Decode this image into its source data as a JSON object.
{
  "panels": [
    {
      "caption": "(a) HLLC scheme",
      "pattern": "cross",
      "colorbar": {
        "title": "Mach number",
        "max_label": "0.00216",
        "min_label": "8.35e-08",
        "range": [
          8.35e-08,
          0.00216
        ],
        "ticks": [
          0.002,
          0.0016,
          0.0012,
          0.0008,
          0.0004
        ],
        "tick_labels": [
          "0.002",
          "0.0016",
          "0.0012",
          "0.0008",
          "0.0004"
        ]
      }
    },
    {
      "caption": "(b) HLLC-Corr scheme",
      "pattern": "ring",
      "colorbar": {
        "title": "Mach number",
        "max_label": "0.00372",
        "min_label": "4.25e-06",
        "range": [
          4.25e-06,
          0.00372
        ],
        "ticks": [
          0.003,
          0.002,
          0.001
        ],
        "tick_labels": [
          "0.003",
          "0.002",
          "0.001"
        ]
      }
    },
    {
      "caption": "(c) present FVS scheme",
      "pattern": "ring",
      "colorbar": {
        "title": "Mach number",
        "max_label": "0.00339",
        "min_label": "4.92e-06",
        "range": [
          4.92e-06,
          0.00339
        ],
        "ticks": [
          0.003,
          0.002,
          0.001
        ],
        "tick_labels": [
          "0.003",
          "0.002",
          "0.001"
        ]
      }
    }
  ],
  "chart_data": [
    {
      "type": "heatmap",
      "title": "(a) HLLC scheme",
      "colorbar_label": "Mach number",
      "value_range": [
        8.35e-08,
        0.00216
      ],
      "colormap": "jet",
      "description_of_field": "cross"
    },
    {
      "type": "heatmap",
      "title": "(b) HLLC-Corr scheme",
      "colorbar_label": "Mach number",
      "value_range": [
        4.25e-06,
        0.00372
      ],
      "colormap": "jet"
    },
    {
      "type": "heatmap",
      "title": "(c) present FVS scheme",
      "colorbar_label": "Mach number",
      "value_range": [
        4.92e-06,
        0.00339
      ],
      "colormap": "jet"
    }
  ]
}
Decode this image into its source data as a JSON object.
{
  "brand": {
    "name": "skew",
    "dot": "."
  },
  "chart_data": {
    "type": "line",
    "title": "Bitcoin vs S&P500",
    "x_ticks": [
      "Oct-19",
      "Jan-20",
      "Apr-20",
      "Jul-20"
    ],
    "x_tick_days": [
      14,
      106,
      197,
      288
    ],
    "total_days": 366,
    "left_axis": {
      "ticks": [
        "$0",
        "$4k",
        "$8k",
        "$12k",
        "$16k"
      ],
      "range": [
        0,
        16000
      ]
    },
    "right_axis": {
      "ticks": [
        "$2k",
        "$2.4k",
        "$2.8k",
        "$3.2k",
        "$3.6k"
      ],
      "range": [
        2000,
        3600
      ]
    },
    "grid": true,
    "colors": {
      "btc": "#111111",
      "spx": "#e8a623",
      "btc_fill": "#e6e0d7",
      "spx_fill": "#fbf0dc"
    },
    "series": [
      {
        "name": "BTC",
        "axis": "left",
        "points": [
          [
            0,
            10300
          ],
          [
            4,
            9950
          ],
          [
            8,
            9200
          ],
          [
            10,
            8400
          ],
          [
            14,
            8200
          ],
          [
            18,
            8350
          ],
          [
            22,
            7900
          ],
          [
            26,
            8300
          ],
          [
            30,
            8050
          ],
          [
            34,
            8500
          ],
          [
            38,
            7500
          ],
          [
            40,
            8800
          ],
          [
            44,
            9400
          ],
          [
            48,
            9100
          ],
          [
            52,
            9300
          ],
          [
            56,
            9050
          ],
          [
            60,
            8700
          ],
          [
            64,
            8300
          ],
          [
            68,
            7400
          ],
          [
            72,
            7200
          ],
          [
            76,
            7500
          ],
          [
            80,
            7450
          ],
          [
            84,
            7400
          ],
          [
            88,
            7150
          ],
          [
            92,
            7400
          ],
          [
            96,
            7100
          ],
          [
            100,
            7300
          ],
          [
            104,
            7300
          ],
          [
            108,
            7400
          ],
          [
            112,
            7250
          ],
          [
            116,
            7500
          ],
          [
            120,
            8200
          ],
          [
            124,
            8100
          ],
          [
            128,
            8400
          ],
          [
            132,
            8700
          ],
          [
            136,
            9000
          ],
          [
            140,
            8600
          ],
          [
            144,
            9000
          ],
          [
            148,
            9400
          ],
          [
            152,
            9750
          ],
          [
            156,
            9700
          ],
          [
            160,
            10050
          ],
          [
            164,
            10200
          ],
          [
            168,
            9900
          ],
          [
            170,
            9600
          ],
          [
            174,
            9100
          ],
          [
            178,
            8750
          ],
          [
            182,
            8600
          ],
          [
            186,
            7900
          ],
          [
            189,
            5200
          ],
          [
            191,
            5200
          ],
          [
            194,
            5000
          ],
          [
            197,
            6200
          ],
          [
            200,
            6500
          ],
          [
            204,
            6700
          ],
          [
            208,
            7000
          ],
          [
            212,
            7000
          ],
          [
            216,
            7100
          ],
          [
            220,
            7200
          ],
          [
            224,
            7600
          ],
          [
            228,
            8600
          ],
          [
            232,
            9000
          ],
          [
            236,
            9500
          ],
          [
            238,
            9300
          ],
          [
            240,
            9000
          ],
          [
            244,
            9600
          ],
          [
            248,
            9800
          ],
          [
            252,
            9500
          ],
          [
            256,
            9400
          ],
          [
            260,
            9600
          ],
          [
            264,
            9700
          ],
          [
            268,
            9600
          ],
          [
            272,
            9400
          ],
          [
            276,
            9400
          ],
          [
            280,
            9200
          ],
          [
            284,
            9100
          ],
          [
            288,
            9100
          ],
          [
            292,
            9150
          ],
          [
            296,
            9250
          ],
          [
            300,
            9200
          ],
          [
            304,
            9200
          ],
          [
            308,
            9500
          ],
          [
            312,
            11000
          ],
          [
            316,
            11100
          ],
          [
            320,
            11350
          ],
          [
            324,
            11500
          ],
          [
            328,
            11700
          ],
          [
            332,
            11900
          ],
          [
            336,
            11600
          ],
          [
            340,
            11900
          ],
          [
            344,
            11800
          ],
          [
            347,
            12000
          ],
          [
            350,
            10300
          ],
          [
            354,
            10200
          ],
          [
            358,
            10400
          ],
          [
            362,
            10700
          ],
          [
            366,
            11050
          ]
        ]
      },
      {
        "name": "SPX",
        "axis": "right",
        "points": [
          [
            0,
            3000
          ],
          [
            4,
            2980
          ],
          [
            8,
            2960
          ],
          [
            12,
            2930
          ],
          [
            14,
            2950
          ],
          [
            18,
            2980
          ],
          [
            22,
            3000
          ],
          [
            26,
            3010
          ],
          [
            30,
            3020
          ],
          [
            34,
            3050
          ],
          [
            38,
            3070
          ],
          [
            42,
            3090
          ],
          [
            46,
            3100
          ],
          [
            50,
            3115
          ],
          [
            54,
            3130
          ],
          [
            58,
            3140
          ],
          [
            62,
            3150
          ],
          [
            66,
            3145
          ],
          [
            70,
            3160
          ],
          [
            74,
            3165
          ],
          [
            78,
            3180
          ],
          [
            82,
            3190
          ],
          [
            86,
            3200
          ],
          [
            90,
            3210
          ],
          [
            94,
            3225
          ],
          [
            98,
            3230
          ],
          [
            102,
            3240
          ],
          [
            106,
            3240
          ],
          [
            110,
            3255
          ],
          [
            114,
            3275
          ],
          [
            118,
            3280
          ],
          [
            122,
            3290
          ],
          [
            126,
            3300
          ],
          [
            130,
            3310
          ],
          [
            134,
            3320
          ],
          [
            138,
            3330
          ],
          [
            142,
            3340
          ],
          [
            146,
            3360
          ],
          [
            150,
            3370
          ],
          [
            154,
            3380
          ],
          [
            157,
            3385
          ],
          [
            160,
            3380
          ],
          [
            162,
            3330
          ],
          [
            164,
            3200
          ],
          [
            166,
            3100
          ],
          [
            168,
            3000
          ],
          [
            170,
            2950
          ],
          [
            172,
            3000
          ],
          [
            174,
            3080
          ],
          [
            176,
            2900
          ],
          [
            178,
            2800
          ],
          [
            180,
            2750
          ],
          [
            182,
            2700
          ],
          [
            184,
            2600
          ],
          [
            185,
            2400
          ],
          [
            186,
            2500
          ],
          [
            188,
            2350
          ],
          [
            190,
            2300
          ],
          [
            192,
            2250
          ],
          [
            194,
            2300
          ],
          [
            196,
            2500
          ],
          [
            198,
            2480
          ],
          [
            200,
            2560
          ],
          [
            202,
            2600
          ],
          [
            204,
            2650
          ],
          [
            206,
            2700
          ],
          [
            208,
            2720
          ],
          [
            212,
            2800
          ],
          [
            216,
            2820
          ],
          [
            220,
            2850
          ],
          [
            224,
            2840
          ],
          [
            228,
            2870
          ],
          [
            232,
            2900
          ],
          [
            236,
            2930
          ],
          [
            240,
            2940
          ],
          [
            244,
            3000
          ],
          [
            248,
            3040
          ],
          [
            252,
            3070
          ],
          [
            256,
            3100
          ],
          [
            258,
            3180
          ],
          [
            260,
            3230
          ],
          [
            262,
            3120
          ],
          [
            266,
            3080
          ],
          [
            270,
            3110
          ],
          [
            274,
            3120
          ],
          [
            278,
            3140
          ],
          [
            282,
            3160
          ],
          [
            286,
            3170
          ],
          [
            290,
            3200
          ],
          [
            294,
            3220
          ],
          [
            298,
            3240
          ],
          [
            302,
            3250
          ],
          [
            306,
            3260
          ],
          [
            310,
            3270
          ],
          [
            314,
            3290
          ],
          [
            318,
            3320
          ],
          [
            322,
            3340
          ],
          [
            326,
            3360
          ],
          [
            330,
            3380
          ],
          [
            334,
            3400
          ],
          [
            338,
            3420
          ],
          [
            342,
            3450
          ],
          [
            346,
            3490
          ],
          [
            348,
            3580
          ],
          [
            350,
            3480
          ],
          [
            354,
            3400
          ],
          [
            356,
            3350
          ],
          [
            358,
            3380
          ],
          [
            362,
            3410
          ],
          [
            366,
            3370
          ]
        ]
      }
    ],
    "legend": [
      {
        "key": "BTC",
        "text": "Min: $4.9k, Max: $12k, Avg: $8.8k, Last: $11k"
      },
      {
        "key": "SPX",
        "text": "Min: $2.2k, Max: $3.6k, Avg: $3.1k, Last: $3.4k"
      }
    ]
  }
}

┄┄┄┄┄┄

Copy each line of the listing that contains the string "caption".

§ THE OUTPUT
      "caption": "(a) HLLC scheme",
      "caption": "(b) HLLC-Corr scheme",
      "caption": "(c) present FVS scheme",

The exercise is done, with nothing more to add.